Every line below that includes "structure" counts toward the total. Report that total alone.

— start of Given entries —

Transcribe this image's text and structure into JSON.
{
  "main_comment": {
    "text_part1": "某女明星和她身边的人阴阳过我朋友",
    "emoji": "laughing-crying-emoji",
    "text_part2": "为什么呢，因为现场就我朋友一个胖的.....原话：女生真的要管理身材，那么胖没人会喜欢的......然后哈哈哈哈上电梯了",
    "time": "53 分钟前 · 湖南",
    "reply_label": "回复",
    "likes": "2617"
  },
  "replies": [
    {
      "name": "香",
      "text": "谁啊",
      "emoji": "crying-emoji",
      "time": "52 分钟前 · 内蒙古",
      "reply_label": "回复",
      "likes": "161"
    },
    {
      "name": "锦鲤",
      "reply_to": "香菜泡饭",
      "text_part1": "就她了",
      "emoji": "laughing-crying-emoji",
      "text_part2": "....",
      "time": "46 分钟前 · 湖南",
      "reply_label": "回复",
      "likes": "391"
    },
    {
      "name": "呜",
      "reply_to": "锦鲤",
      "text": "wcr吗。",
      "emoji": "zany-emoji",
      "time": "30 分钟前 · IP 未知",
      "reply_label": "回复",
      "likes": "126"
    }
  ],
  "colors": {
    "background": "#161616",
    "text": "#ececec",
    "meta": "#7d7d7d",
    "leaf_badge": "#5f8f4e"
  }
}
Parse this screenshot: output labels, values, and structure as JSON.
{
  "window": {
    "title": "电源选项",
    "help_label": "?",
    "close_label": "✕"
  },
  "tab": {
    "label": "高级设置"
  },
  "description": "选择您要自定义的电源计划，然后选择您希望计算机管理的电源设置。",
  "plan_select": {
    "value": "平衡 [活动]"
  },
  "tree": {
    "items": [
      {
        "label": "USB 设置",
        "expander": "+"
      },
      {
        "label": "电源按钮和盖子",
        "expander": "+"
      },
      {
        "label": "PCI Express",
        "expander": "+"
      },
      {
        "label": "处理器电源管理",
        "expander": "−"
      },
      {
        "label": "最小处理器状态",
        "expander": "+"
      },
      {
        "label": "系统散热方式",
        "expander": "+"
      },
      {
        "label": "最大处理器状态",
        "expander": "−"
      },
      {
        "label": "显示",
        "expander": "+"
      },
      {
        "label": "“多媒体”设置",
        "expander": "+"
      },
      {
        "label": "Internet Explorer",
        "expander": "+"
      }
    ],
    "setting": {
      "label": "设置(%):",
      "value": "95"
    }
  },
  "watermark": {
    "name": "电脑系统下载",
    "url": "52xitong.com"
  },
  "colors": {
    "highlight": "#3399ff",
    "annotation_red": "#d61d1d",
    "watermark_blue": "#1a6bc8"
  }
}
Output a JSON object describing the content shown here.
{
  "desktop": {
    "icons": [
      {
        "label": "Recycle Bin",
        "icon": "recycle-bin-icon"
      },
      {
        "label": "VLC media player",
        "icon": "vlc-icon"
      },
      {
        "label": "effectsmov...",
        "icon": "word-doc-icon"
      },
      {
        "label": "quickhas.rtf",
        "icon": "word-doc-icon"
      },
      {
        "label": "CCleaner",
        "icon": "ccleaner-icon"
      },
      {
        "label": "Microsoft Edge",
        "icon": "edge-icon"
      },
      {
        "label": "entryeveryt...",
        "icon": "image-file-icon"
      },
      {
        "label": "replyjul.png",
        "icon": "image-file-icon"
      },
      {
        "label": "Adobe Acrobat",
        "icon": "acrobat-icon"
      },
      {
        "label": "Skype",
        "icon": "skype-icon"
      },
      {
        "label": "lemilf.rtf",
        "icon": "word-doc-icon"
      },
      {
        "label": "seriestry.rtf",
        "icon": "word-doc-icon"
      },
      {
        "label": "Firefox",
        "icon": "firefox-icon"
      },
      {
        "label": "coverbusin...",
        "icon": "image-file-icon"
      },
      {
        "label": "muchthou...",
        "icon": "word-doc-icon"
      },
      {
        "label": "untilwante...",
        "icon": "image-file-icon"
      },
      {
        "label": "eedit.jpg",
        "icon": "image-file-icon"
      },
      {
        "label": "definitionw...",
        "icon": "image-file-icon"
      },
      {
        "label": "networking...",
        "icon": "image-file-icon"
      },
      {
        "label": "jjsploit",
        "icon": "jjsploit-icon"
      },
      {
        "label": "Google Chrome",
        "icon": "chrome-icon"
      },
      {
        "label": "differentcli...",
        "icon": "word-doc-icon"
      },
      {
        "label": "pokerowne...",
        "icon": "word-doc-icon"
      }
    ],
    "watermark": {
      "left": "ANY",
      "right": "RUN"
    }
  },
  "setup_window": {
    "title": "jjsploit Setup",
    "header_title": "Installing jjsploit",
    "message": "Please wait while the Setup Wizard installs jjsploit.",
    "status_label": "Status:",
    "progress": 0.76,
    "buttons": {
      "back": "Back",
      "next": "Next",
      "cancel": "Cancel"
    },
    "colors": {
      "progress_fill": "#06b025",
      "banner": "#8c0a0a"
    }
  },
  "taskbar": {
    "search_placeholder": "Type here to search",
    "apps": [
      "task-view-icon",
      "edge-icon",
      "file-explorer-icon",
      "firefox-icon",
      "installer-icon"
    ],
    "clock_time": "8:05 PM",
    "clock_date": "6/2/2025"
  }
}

— end of Given entries —

> _Answer to this exercise_:
2